#### Short problem:
Look through the material below and give the number of lines holding "Level", with no other words.

#### Listing:
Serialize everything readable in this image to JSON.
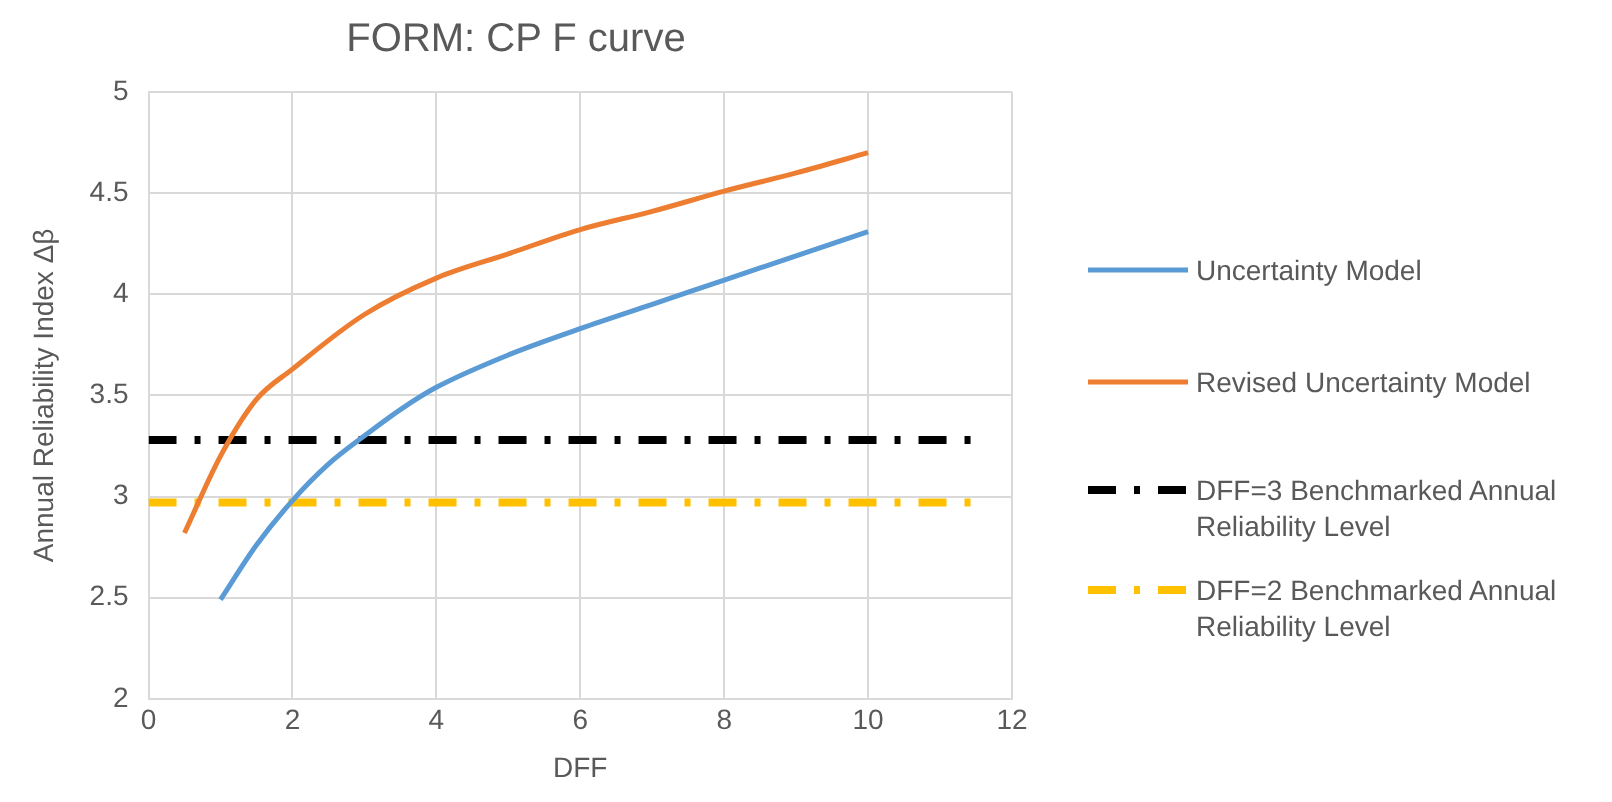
{
  "chart_data": {
    "type": "line",
    "title": "FORM: CP F curve",
    "xlabel": "DFF",
    "ylabel": "Annual Reliability Index Δβ",
    "xlim": [
      0,
      12
    ],
    "xticks": [
      0,
      2,
      4,
      6,
      8,
      10,
      12
    ],
    "ylim": [
      2,
      5
    ],
    "yticks": [
      2,
      2.5,
      3,
      3.5,
      4,
      4.5,
      5
    ],
    "grid": true,
    "legend": "right",
    "marker": "none",
    "series": [
      {
        "name": "Uncertainty Model",
        "color": "#5b9bd5",
        "line_style": "solid",
        "x": [
          1,
          1.5,
          2,
          2.5,
          3,
          3.5,
          4,
          5,
          6,
          7,
          8,
          9,
          10
        ],
        "values": [
          2.49,
          2.76,
          2.98,
          3.16,
          3.3,
          3.43,
          3.54,
          3.7,
          3.83,
          3.95,
          4.07,
          4.19,
          4.31
        ]
      },
      {
        "name": "Revised Uncertainty Model",
        "color": "#ed7d31",
        "line_style": "solid",
        "x": [
          0.5,
          1,
          1.5,
          2,
          3,
          4,
          5,
          6,
          7,
          8,
          9,
          10
        ],
        "values": [
          2.82,
          3.2,
          3.48,
          3.63,
          3.9,
          4.08,
          4.2,
          4.32,
          4.41,
          4.51,
          4.6,
          4.7
        ]
      },
      {
        "name": "DFF=3 Benchmarked Annual Reliability Level",
        "color": "#000000",
        "line_style": "dashed",
        "x": [
          0,
          11.5
        ],
        "values": [
          3.28,
          3.28
        ]
      },
      {
        "name": "DFF=2 Benchmarked Annual Reliability Level",
        "color": "#ffc000",
        "line_style": "dashed",
        "x": [
          0,
          11.5
        ],
        "values": [
          2.97,
          2.97
        ]
      }
    ]
  }
}
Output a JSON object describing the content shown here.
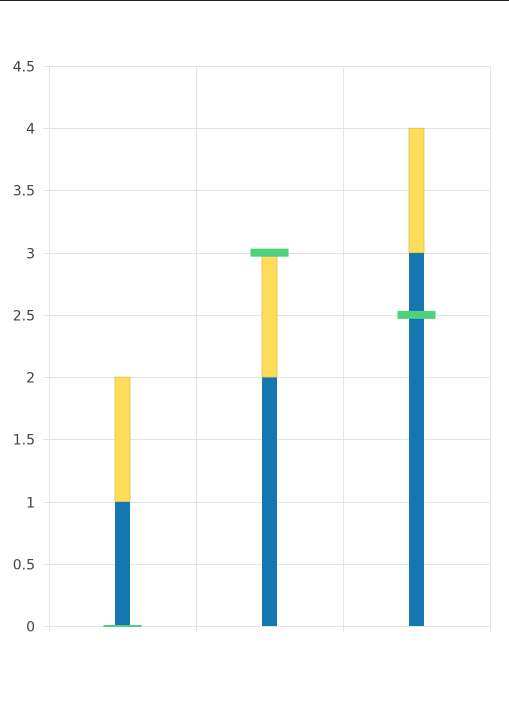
{
  "chart_data": {
    "type": "bar",
    "stacked": true,
    "title": "",
    "xlabel": "",
    "ylabel": "",
    "categories": [
      "",
      "",
      ""
    ],
    "ylim": [
      0,
      4.5
    ],
    "yticks": [
      "0",
      "0.5",
      "1",
      "1.5",
      "2",
      "2.5",
      "3",
      "3.5",
      "4",
      "4.5"
    ],
    "grid": true,
    "legend": "none",
    "series": [
      {
        "type": "bar",
        "values": [
          1,
          2,
          3
        ],
        "color": "#1477b0"
      },
      {
        "type": "bar",
        "values": [
          1,
          1,
          1
        ],
        "color": "#ffdc5a"
      },
      {
        "type": "marker",
        "values": [
          0,
          3,
          2.5
        ],
        "color": "#4ed07d"
      }
    ]
  }
}
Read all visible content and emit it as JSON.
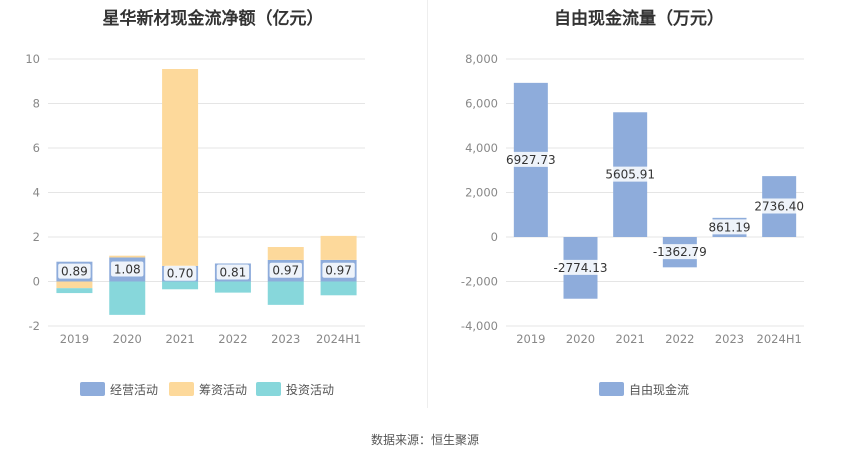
{
  "colors": {
    "operating": "#8eacdb",
    "financing": "#fdd99b",
    "investing": "#87d7db",
    "free_cash_flow": "#8eacdb",
    "grid": "#e5e5e5",
    "axis_text": "#888888"
  },
  "source_text": "数据来源：恒生聚源",
  "chart_data": [
    {
      "type": "bar",
      "stacked": true,
      "title": "星华新材现金流净额（亿元）",
      "categories": [
        "2019",
        "2020",
        "2021",
        "2022",
        "2023",
        "2024H1"
      ],
      "ylim": [
        -2,
        10
      ],
      "yticks": [
        -2,
        0,
        2,
        4,
        6,
        8,
        10
      ],
      "series": [
        {
          "name": "经营活动",
          "color": "#8eacdb",
          "values": [
            0.89,
            1.08,
            0.7,
            0.81,
            0.97,
            0.97
          ],
          "labels": [
            "0.89",
            "1.08",
            "0.70",
            "0.81",
            "0.97",
            "0.97"
          ]
        },
        {
          "name": "筹资活动",
          "color": "#fdd99b",
          "values": [
            -0.3,
            0.08,
            8.85,
            0.0,
            0.58,
            1.08
          ]
        },
        {
          "name": "投资活动",
          "color": "#87d7db",
          "values": [
            -0.22,
            -1.5,
            -0.35,
            -0.5,
            -1.05,
            -0.62
          ]
        }
      ],
      "legend": [
        "经营活动",
        "筹资活动",
        "投资活动"
      ]
    },
    {
      "type": "bar",
      "title": "自由现金流量（万元）",
      "categories": [
        "2019",
        "2020",
        "2021",
        "2022",
        "2023",
        "2024H1"
      ],
      "ylim": [
        -4000,
        8000
      ],
      "yticks": [
        -4000,
        -2000,
        0,
        2000,
        4000,
        6000,
        8000
      ],
      "ytick_labels": [
        "-4,000",
        "-2,000",
        "0",
        "2,000",
        "4,000",
        "6,000",
        "8,000"
      ],
      "series": [
        {
          "name": "自由现金流",
          "color": "#8eacdb",
          "values": [
            6927.73,
            -2774.13,
            5605.91,
            -1362.79,
            861.19,
            2736.4
          ],
          "labels": [
            "6927.73",
            "-2774.13",
            "5605.91",
            "-1362.79",
            "861.19",
            "2736.40"
          ]
        }
      ],
      "legend": [
        "自由现金流"
      ]
    }
  ]
}
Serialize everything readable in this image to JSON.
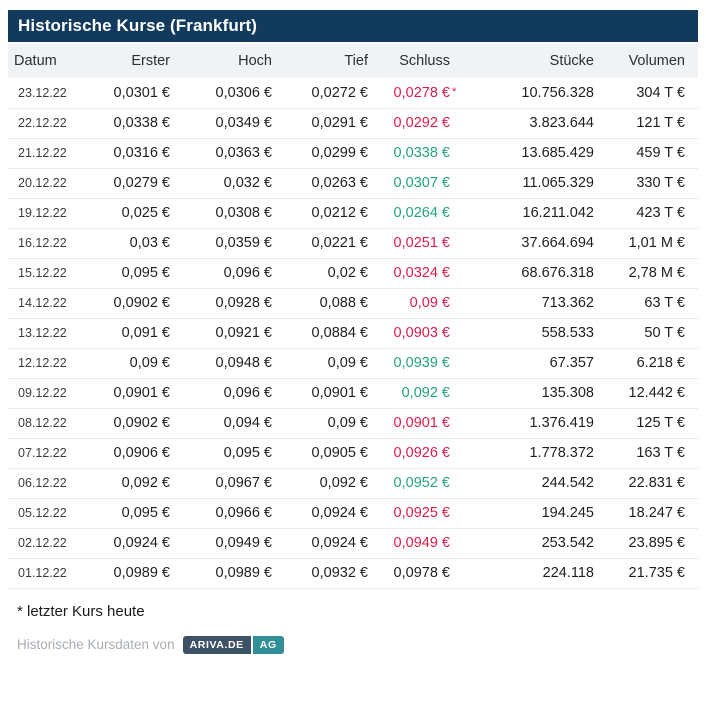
{
  "title": "Historische Kurse (Frankfurt)",
  "colors": {
    "title_bar": "#123a5c",
    "header_bg": "#f0f2f4",
    "positive": "#23a478",
    "negative": "#dc1c4a",
    "badge_left": "#3d5266",
    "badge_right": "#2f909a"
  },
  "table": {
    "headers": [
      "Datum",
      "Erster",
      "Hoch",
      "Tief",
      "Schluss",
      "Stücke",
      "Volumen"
    ],
    "rows": [
      {
        "datum": "23.12.22",
        "erster": "0,0301 €",
        "hoch": "0,0306 €",
        "tief": "0,0272 €",
        "schluss": "0,0278 €",
        "trend": "down",
        "asterisk": "*",
        "stuecke": "10.756.328",
        "volumen": "304 T €"
      },
      {
        "datum": "22.12.22",
        "erster": "0,0338 €",
        "hoch": "0,0349 €",
        "tief": "0,0291 €",
        "schluss": "0,0292 €",
        "trend": "down",
        "asterisk": "",
        "stuecke": "3.823.644",
        "volumen": "121 T €"
      },
      {
        "datum": "21.12.22",
        "erster": "0,0316 €",
        "hoch": "0,0363 €",
        "tief": "0,0299 €",
        "schluss": "0,0338 €",
        "trend": "up",
        "asterisk": "",
        "stuecke": "13.685.429",
        "volumen": "459 T €"
      },
      {
        "datum": "20.12.22",
        "erster": "0,0279 €",
        "hoch": "0,032 €",
        "tief": "0,0263 €",
        "schluss": "0,0307 €",
        "trend": "up",
        "asterisk": "",
        "stuecke": "11.065.329",
        "volumen": "330 T €"
      },
      {
        "datum": "19.12.22",
        "erster": "0,025 €",
        "hoch": "0,0308 €",
        "tief": "0,0212 €",
        "schluss": "0,0264 €",
        "trend": "up",
        "asterisk": "",
        "stuecke": "16.211.042",
        "volumen": "423 T €"
      },
      {
        "datum": "16.12.22",
        "erster": "0,03 €",
        "hoch": "0,0359 €",
        "tief": "0,0221 €",
        "schluss": "0,0251 €",
        "trend": "down",
        "asterisk": "",
        "stuecke": "37.664.694",
        "volumen": "1,01 M €"
      },
      {
        "datum": "15.12.22",
        "erster": "0,095 €",
        "hoch": "0,096 €",
        "tief": "0,02 €",
        "schluss": "0,0324 €",
        "trend": "down",
        "asterisk": "",
        "stuecke": "68.676.318",
        "volumen": "2,78 M €"
      },
      {
        "datum": "14.12.22",
        "erster": "0,0902 €",
        "hoch": "0,0928 €",
        "tief": "0,088 €",
        "schluss": "0,09 €",
        "trend": "down",
        "asterisk": "",
        "stuecke": "713.362",
        "volumen": "63 T €"
      },
      {
        "datum": "13.12.22",
        "erster": "0,091 €",
        "hoch": "0,0921 €",
        "tief": "0,0884 €",
        "schluss": "0,0903 €",
        "trend": "down",
        "asterisk": "",
        "stuecke": "558.533",
        "volumen": "50 T €"
      },
      {
        "datum": "12.12.22",
        "erster": "0,09 €",
        "hoch": "0,0948 €",
        "tief": "0,09 €",
        "schluss": "0,0939 €",
        "trend": "up",
        "asterisk": "",
        "stuecke": "67.357",
        "volumen": "6.218 €"
      },
      {
        "datum": "09.12.22",
        "erster": "0,0901 €",
        "hoch": "0,096 €",
        "tief": "0,0901 €",
        "schluss": "0,092 €",
        "trend": "up",
        "asterisk": "",
        "stuecke": "135.308",
        "volumen": "12.442 €"
      },
      {
        "datum": "08.12.22",
        "erster": "0,0902 €",
        "hoch": "0,094 €",
        "tief": "0,09 €",
        "schluss": "0,0901 €",
        "trend": "down",
        "asterisk": "",
        "stuecke": "1.376.419",
        "volumen": "125 T €"
      },
      {
        "datum": "07.12.22",
        "erster": "0,0906 €",
        "hoch": "0,095 €",
        "tief": "0,0905 €",
        "schluss": "0,0926 €",
        "trend": "down",
        "asterisk": "",
        "stuecke": "1.778.372",
        "volumen": "163 T €"
      },
      {
        "datum": "06.12.22",
        "erster": "0,092 €",
        "hoch": "0,0967 €",
        "tief": "0,092 €",
        "schluss": "0,0952 €",
        "trend": "up",
        "asterisk": "",
        "stuecke": "244.542",
        "volumen": "22.831 €"
      },
      {
        "datum": "05.12.22",
        "erster": "0,095 €",
        "hoch": "0,0966 €",
        "tief": "0,0924 €",
        "schluss": "0,0925 €",
        "trend": "down",
        "asterisk": "",
        "stuecke": "194.245",
        "volumen": "18.247 €"
      },
      {
        "datum": "02.12.22",
        "erster": "0,0924 €",
        "hoch": "0,0949 €",
        "tief": "0,0924 €",
        "schluss": "0,0949 €",
        "trend": "down",
        "asterisk": "",
        "stuecke": "253.542",
        "volumen": "23.895 €"
      },
      {
        "datum": "01.12.22",
        "erster": "0,0989 €",
        "hoch": "0,0989 €",
        "tief": "0,0932 €",
        "schluss": "0,0978 €",
        "trend": "neutral",
        "asterisk": "",
        "stuecke": "224.118",
        "volumen": "21.735 €"
      }
    ]
  },
  "footnote": "* letzter Kurs heute",
  "footer": {
    "text": "Historische Kursdaten von",
    "badge_primary": "ARIVA.DE",
    "badge_secondary": "AG"
  }
}
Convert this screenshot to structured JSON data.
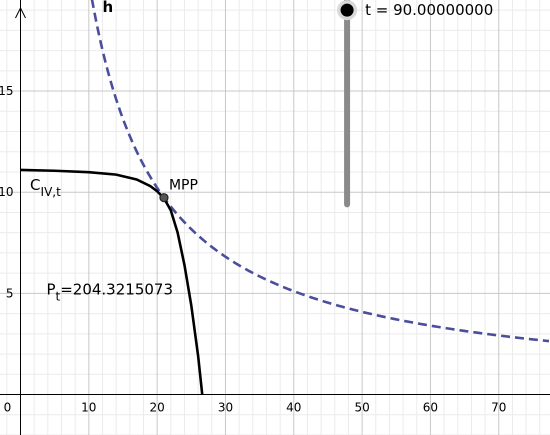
{
  "chart_data": {
    "type": "line",
    "xlim": [
      -3,
      77.5
    ],
    "ylim": [
      -2,
      19.5
    ],
    "grid": true,
    "x_ticks": [
      0,
      10,
      20,
      30,
      40,
      50,
      60,
      70
    ],
    "y_ticks": [
      5,
      10,
      15
    ],
    "x_tick_labels": [
      "0",
      "10",
      "20",
      "30",
      "40",
      "50",
      "60",
      "70"
    ],
    "y_tick_labels": [
      "5",
      "10",
      "15"
    ],
    "series": [
      {
        "name": "h",
        "style": "dashed",
        "color": "#4a4f9c",
        "formula": "y = P / x",
        "x_range": [
          10.1,
          77.5
        ]
      },
      {
        "name": "C",
        "subscript": "IV,t",
        "style": "solid",
        "color": "#000000",
        "points": [
          [
            0,
            11.1
          ],
          [
            5,
            11.06
          ],
          [
            10,
            10.99
          ],
          [
            14,
            10.87
          ],
          [
            17,
            10.63
          ],
          [
            19,
            10.3
          ],
          [
            20,
            10.05
          ],
          [
            21,
            9.7
          ],
          [
            22,
            9.1
          ],
          [
            23,
            8.0
          ],
          [
            24,
            6.4
          ],
          [
            25,
            4.4
          ],
          [
            26,
            1.9
          ],
          [
            26.6,
            0
          ]
        ]
      }
    ],
    "points": [
      {
        "name": "MPP",
        "x": 21.0,
        "y": 9.73
      }
    ],
    "annotations": {
      "power_prefix": "P",
      "power_subscript": "t",
      "power_value": "=204.3215073"
    },
    "slider": {
      "label": "t = 90.00000000",
      "value": 90,
      "min": 0,
      "max": 90,
      "x": 47.8,
      "y_top": 19.0,
      "y_bottom": 9.4
    }
  }
}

#### Written solution:
2